(Collection entries)
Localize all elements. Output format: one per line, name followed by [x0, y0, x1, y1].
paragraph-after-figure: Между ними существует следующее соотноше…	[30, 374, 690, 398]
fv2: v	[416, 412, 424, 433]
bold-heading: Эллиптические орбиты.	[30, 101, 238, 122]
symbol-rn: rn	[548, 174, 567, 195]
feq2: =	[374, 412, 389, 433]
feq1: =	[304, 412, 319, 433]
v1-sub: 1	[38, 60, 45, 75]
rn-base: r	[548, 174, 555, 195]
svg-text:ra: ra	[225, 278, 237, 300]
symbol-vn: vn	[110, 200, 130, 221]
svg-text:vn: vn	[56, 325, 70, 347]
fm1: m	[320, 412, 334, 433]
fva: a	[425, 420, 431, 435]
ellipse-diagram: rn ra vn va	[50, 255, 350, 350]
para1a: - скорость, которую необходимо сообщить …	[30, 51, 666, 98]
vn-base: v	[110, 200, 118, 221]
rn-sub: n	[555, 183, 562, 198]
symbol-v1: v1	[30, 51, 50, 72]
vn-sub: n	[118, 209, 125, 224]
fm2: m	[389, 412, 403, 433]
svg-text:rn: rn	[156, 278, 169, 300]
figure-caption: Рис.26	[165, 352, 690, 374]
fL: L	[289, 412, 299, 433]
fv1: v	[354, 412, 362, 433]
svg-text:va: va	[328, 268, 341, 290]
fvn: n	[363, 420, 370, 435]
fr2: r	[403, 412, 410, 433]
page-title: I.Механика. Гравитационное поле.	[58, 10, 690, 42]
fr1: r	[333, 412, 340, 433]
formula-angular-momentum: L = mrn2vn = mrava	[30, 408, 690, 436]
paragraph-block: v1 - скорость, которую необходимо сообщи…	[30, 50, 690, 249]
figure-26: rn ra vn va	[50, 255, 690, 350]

**PROBLEM:**
Rewrite all of the lines above, replacing "svg-text" with "label-text" wherever it occurs and leaving everything else unchanged.

**SOLUTION TO THIS TASK:**
Localize all elements. Output format: one per line, name followed by [x0, y0, x1, y1].
paragraph-after-figure: Между ними существует следующее соотноше…	[30, 374, 690, 398]
fv2: v	[416, 412, 424, 433]
bold-heading: Эллиптические орбиты.	[30, 101, 238, 122]
symbol-rn: rn	[548, 174, 567, 195]
feq2: =	[374, 412, 389, 433]
feq1: =	[304, 412, 319, 433]
v1-sub: 1	[38, 60, 45, 75]
rn-base: r	[548, 174, 555, 195]
label-text:ra: ra	[225, 278, 237, 300]
symbol-vn: vn	[110, 200, 130, 221]
label-text:vn: vn	[56, 325, 70, 347]
fm1: m	[320, 412, 334, 433]
fva: a	[425, 420, 431, 435]
ellipse-diagram: rn ra vn va	[50, 255, 350, 350]
para1a: - скорость, которую необходимо сообщить …	[30, 51, 666, 98]
vn-base: v	[110, 200, 118, 221]
rn-sub: n	[555, 183, 562, 198]
symbol-v1: v1	[30, 51, 50, 72]
vn-sub: n	[118, 209, 125, 224]
fm2: m	[389, 412, 403, 433]
label-text:rn: rn	[156, 278, 169, 300]
figure-caption: Рис.26	[165, 352, 690, 374]
fL: L	[289, 412, 299, 433]
fv1: v	[354, 412, 362, 433]
label-text:va: va	[328, 268, 341, 290]
fvn: n	[363, 420, 370, 435]
fr2: r	[403, 412, 410, 433]
page-title: I.Механика. Гравитационное поле.	[58, 10, 690, 42]
fr1: r	[333, 412, 340, 433]
formula-angular-momentum: L = mrn2vn = mrava	[30, 408, 690, 436]
paragraph-block: v1 - скорость, которую необходимо сообщи…	[30, 50, 690, 249]
figure-26: rn ra vn va	[50, 255, 690, 350]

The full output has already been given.